Goal »
Retype the passage of the email below starting with "Your solution seems" and going on through "Just a thought.".

Document »
= = = = =

From: Scott Griffith
Subject: Re: possible bug in coreutils?
Date: Thu, 23 Mar 2006 03:26:32 -0800 (PST)

Bob,

     Thank you very much for your response.  I was just looking at the
man page for grep, and wouldn't you know it..  --line-buffer is not
very well documented.  Infact, all it says about that is:

(excerpt from man page)
--line-buffering
              Use line buffering, it can be a performance penality.

     Your solution seems to be the missing piece.  When I piped in 350
lines of tail, your's worked where as mine still seems to hang there. 
I even tried to send my output to a file, and still nothing.  Maybe the
man page could get an update describing what --line-buffer actually
does?  Just a thought.

     Once again, Thank you very much for your assistance.  My work
around did the job, but I would much rather have it done in real time.
(or as close as possible without actually writing a C/C++ program)

Sincerely,

Scott Griffith
address@hidden


--- Bob Proulx <address@hidden> wrote:

> You sent your message to bug-textutils which may indicate that you
> have a very old version.  The current programs are in the coreutils
> package and would have directed you to the bug-coreutils mailing
> list.  The current stable version is 5.94.  But that won't change
> anything for the purposes of your problem.
> 
>   ftp://ftp.gnu.org/gnu/coreutils/coreutils-5.94.tar.gz   (7.6MB)
>   ftp://ftp.gnu.org/gnu/coreutils/coreutils-5.94.tar.bz2   (4.9MB)
> 
> Scott Griffith wrote:
> > I am not sure if this is as designed, but the following produce
> results
> > that you would not expect:
> 
> I think standard I/O file buffering is the reason here.

= = = = =

Raw records »
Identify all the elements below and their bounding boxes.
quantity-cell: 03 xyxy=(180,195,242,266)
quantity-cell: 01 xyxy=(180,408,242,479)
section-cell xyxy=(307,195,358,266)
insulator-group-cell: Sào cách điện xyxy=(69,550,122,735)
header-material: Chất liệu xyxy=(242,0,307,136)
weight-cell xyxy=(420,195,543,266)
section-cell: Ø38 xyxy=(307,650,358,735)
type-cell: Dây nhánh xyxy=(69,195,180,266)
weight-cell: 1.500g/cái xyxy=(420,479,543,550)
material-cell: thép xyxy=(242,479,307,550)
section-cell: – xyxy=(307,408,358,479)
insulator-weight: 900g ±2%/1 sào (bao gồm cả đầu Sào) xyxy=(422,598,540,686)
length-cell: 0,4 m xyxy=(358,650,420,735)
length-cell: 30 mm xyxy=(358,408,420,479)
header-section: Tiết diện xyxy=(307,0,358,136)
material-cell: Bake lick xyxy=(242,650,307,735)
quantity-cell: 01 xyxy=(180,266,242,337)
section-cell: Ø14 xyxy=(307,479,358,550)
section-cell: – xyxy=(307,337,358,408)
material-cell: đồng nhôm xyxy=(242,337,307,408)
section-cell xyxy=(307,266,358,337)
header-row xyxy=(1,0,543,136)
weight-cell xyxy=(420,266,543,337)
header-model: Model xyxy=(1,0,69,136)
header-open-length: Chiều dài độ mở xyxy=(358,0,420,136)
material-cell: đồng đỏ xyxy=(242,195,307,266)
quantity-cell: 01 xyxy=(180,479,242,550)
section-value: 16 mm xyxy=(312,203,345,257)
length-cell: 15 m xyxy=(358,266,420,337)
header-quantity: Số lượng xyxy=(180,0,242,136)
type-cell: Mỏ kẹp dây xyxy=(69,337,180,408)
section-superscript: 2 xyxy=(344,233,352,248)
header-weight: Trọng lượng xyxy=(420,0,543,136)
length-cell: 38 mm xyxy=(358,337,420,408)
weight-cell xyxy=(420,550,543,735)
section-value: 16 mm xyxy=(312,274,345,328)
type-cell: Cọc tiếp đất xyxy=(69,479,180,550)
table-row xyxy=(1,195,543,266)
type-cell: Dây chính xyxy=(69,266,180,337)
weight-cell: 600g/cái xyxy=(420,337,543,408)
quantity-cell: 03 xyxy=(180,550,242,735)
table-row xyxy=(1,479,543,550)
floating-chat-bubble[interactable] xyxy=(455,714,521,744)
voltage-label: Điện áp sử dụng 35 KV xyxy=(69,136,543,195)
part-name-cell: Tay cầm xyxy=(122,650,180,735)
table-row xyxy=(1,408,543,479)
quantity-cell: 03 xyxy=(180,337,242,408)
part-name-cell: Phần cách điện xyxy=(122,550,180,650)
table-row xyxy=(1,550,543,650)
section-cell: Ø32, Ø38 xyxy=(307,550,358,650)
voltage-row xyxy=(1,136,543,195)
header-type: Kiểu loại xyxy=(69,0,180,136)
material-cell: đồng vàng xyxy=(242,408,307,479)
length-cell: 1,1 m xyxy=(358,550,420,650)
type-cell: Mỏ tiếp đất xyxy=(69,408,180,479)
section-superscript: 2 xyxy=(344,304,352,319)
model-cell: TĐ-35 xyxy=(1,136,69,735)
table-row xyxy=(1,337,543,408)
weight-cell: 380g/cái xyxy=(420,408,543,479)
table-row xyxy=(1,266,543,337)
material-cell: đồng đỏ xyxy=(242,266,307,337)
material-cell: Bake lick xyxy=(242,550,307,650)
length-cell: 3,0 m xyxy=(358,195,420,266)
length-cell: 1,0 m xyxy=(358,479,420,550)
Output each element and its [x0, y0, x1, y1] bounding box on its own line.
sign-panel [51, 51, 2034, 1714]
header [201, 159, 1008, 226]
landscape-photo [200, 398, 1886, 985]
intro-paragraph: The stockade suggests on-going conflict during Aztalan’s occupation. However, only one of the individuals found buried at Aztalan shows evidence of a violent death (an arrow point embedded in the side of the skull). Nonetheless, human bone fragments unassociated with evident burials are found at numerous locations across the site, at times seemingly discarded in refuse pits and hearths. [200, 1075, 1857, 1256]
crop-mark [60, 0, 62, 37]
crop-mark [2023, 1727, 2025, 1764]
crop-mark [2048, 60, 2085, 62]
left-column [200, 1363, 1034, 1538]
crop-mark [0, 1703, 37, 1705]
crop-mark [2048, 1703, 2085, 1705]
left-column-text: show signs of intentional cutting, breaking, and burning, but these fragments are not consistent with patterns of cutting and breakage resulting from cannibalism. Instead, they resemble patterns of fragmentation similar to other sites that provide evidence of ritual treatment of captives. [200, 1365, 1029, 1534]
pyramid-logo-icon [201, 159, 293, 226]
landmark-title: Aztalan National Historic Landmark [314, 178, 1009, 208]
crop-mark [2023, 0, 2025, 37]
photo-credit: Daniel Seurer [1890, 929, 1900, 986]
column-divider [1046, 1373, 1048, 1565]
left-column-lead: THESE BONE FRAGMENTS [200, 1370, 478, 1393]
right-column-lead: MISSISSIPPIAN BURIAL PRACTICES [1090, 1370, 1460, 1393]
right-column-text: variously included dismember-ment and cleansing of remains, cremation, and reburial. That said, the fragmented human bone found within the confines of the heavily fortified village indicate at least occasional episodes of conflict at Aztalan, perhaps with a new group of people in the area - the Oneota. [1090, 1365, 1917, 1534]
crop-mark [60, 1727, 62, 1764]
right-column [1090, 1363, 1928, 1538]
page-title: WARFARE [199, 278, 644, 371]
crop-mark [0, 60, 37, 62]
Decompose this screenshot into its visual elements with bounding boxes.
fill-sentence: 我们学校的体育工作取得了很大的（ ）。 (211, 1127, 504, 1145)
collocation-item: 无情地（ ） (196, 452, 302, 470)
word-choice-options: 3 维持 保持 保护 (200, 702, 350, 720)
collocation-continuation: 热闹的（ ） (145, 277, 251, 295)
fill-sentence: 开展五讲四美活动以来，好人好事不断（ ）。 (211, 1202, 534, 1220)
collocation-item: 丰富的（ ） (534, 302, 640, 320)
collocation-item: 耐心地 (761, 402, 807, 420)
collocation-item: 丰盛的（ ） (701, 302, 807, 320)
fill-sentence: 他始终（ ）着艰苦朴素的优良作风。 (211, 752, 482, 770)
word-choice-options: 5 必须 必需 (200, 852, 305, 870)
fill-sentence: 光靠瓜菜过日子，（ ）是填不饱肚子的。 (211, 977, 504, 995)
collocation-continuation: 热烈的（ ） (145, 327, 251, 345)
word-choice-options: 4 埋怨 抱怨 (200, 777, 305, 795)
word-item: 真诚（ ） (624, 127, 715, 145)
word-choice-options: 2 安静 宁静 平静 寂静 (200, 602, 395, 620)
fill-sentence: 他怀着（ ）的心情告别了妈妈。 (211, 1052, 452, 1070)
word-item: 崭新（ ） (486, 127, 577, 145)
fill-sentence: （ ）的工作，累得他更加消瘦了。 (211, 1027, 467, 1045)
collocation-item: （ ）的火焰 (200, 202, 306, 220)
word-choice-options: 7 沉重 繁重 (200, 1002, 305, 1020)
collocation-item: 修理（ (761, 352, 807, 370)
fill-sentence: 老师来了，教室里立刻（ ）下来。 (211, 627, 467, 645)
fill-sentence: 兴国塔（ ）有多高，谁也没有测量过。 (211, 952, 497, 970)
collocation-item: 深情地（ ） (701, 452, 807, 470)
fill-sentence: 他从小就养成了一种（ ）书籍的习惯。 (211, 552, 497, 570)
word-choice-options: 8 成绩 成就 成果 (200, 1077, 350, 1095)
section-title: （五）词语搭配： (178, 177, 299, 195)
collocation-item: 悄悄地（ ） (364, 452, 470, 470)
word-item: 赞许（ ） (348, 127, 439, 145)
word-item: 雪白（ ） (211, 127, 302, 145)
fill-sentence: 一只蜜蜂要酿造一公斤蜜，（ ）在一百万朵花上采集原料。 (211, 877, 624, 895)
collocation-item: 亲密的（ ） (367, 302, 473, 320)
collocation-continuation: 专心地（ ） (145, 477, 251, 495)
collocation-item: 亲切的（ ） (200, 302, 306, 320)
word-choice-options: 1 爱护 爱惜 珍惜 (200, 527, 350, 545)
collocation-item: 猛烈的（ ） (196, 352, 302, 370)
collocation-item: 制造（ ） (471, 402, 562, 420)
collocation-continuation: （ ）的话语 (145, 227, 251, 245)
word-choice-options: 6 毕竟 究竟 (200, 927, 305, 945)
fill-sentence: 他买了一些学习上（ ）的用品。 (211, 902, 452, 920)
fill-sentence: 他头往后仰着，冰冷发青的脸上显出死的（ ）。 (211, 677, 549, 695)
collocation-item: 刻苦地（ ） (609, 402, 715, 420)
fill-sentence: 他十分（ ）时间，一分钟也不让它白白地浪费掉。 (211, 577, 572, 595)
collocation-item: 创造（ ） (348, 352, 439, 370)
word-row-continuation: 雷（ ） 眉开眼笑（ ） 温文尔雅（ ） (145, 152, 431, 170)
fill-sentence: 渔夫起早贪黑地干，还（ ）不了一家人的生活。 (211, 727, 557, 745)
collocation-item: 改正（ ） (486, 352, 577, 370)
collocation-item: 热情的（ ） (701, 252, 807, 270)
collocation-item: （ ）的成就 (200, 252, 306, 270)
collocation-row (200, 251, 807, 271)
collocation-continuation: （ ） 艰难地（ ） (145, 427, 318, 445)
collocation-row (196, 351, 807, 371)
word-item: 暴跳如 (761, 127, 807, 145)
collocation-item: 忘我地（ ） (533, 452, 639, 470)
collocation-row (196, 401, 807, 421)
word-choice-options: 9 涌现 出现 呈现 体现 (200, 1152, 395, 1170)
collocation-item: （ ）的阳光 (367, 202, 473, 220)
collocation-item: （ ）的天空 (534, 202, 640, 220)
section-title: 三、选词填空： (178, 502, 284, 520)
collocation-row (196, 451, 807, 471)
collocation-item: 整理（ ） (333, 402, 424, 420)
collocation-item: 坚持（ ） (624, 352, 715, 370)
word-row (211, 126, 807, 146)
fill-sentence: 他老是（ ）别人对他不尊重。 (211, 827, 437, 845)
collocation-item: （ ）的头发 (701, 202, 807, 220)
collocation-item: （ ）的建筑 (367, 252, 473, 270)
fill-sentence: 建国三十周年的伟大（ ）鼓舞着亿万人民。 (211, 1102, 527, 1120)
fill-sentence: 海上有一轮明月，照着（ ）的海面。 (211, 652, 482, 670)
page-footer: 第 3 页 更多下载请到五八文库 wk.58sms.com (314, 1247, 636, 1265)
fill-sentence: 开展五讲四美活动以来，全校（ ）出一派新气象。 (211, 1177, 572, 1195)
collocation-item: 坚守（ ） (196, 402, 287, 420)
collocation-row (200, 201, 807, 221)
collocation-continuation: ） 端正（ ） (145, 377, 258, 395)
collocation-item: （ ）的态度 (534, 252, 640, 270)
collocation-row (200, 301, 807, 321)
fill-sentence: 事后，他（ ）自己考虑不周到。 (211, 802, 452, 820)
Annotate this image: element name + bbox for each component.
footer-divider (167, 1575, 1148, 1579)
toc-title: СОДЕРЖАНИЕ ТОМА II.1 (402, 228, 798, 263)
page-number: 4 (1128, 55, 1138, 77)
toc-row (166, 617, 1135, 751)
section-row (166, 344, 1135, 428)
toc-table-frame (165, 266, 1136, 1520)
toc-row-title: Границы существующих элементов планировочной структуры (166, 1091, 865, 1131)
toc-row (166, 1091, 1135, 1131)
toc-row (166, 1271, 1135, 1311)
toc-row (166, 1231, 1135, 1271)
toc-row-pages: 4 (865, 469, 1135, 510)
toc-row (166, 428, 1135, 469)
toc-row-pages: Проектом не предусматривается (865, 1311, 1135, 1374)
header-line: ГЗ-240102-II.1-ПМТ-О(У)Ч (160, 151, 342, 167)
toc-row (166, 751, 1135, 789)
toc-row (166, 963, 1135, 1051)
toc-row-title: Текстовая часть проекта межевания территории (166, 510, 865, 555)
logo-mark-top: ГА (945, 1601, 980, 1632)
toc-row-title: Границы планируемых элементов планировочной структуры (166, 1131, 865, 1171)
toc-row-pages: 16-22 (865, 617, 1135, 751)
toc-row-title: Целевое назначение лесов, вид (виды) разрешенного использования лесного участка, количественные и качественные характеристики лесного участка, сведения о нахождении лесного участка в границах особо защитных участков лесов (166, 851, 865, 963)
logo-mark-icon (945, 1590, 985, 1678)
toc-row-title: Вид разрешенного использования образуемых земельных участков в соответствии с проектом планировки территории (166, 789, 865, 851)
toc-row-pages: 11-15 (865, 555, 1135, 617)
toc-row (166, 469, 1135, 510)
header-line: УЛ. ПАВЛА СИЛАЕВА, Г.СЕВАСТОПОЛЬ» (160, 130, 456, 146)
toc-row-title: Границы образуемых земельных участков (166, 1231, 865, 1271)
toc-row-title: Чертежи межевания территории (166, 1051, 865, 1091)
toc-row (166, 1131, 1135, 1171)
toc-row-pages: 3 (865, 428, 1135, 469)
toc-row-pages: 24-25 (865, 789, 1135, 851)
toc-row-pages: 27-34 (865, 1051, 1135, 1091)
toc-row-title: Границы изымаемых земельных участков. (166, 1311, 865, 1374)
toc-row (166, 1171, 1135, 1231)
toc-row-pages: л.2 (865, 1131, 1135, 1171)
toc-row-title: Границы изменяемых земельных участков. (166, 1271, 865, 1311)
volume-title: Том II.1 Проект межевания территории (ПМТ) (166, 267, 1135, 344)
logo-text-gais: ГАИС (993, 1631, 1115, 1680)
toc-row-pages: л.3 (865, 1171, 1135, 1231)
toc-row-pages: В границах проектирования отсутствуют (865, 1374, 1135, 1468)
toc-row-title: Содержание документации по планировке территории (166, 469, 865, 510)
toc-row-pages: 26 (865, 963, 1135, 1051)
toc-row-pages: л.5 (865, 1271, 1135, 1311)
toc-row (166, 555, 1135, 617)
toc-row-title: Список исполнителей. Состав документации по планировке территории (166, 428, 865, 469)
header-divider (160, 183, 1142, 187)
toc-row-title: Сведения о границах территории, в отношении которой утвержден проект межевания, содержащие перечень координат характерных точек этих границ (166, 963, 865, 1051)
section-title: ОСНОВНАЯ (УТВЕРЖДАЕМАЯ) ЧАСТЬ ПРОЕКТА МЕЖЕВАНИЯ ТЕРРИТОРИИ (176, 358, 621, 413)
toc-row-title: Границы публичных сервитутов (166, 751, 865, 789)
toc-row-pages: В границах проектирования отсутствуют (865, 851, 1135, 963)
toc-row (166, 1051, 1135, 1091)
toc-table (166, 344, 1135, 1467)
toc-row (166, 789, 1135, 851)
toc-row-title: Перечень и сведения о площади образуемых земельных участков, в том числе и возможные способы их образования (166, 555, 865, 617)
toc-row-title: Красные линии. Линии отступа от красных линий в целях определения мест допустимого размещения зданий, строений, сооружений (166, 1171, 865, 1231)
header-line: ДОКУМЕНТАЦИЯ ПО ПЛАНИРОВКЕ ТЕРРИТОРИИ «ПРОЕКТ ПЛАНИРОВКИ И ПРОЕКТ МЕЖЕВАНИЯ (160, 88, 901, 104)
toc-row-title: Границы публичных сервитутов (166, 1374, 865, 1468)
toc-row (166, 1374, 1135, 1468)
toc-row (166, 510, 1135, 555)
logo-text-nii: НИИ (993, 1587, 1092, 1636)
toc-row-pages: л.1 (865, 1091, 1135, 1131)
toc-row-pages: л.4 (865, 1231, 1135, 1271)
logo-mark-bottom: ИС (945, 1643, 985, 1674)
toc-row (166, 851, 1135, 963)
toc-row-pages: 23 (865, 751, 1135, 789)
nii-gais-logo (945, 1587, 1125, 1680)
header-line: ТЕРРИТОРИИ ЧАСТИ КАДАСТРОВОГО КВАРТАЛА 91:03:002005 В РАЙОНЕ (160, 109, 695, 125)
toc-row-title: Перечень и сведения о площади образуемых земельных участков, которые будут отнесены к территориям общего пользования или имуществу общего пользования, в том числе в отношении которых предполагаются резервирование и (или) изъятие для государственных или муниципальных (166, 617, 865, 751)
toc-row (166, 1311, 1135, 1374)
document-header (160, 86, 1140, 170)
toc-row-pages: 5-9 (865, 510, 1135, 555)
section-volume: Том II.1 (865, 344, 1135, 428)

= = = = =

Solution to the problem »
Your solution seems to be the missing piece.  When I piped in 350
lines of tail, your's worked where as mine still seems to hang there. 
I even tried to send my output to a file, and still nothing.  Maybe the
man page could get an update describing what --line-buffer actually
does?  Just a thought.